PROBLEM TO WORK ON:
Give every line from the entries that contains "凡是要求回答".
========================
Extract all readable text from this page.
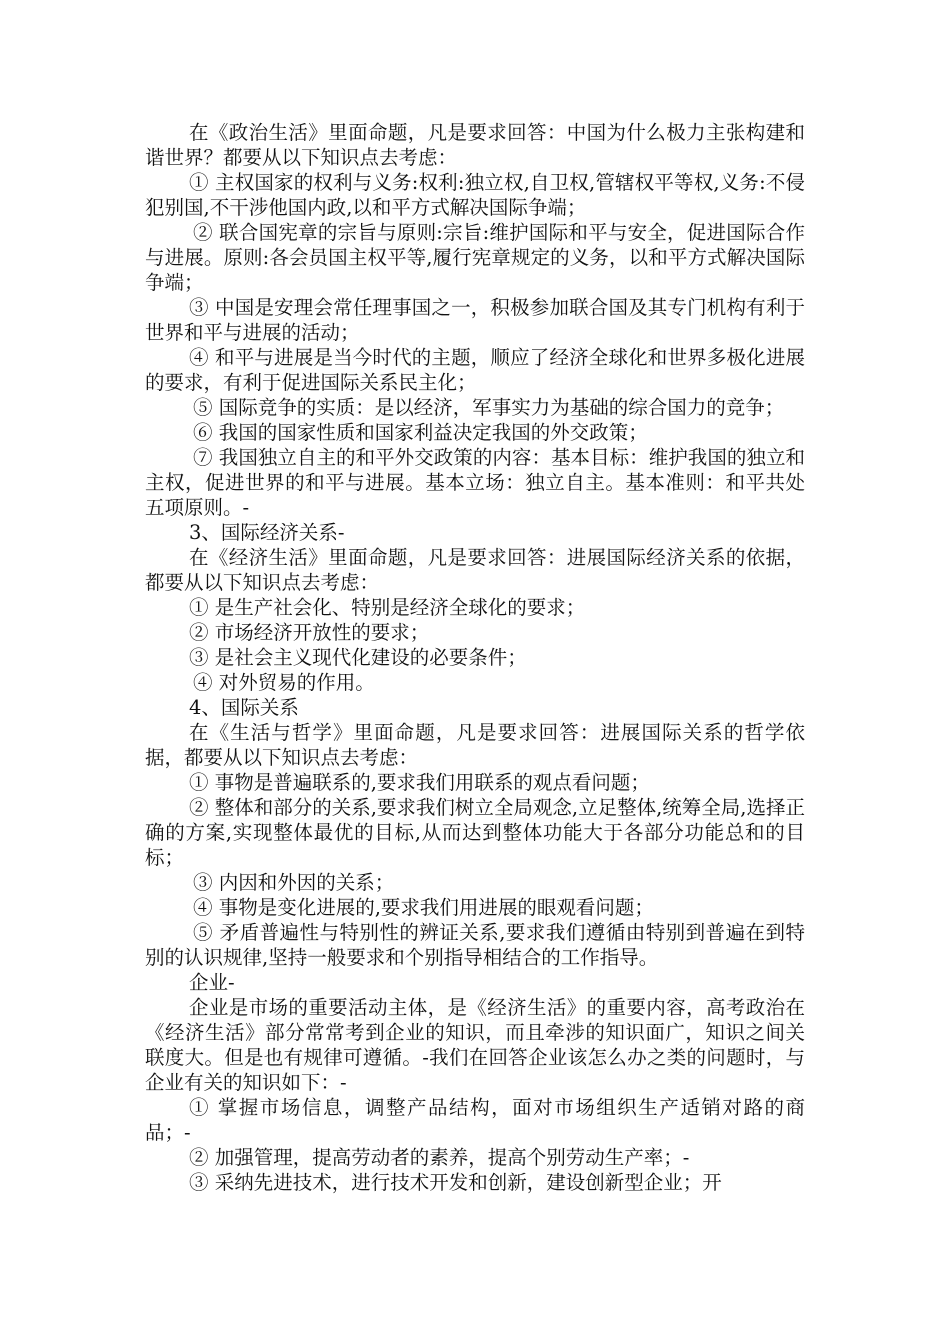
在《政治生活》里面命题，凡是要求回答：中国为什么极力主张构建和谐世界？都要从以下知识点去考虑：

① 主权国家的权利与义务:权利:独立权,自卫权,管辖权平等权,义务:不侵犯别国,不干涉他国内政,以和平方式解决国际争端；

② 联合国宪章的宗旨与原则:宗旨:维护国际和平与安全，促进国际合作与进展。原则:各会员国主权平等,履行宪章规定的义务，以和平方式解决国际争端；

③ 中国是安理会常任理事国之一，积极参加联合国及其专门机构有利于世界和平与进展的活动；

④ 和平与进展是当今时代的主题，顺应了经济全球化和世界多极化进展的要求，有利于促进国际关系民主化；

⑤ 国际竞争的实质：是以经济，军事实力为基础的综合国力的竞争；

⑥ 我国的国家性质和国家利益决定我国的外交政策；

⑦ 我国独立自主的和平外交政策的内容：基本目标：维护我国的独立和主权，促进世界的和平与进展。基本立场：独立自主。基本准则：和平共处五项原则。-

3、国际经济关系-

在《经济生活》里面命题，凡是要求回答：进展国际经济关系的依据，都要从以下知识点去考虑：

① 是生产社会化、特别是经济全球化的要求；

② 市场经济开放性的要求；

③ 是社会主义现代化建设的必要条件；

④ 对外贸易的作用。

4、国际关系

在《生活与哲学》里面命题，凡是要求回答：进展国际关系的哲学依据，都要从以下知识点去考虑：

① 事物是普遍联系的,要求我们用联系的观点看问题；

② 整体和部分的关系,要求我们树立全局观念,立足整体,统筹全局,选择正确的方案,实现整体最优的目标,从而达到整体功能大于各部分功能总和的目标；

③ 内因和外因的关系；

④ 事物是变化进展的,要求我们用进展的眼观看问题；

⑤ 矛盾普遍性与特别性的辨证关系,要求我们遵循由特别到普遍在到特别的认识规律,坚持一般要求和个别指导相结合的工作指导。

企业-

企业是市场的重要活动主体，是《经济生活》的重要内容，高考政治在《经济生活》部分常常考到企业的知识，而且牵涉的知识面广，知识之间关联度大。但是也有规律可遵循。-我们在回答企业该怎么办之类的问题时，与企业有关的知识如下：-

① 掌握市场信息，调整产品结构，面对市场组织生产适销对路的商品；-

② 加强管理，提高劳动者的素养，提高个别劳动生产率；-

③ 采纳先进技术，进行技术开发和创新，建设创新型企业；开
========================
WORKED ANSWER:
在《政治生活》里面命题，凡是要求回答：中国为什么极力主张构建和谐世界？都要从以下知识点去考虑：
在《经济生活》里面命题，凡是要求回答：进展国际经济关系的依据，都要从以下知识点去考虑：
在《生活与哲学》里面命题，凡是要求回答：进展国际关系的哲学依据，都要从以下知识点去考虑：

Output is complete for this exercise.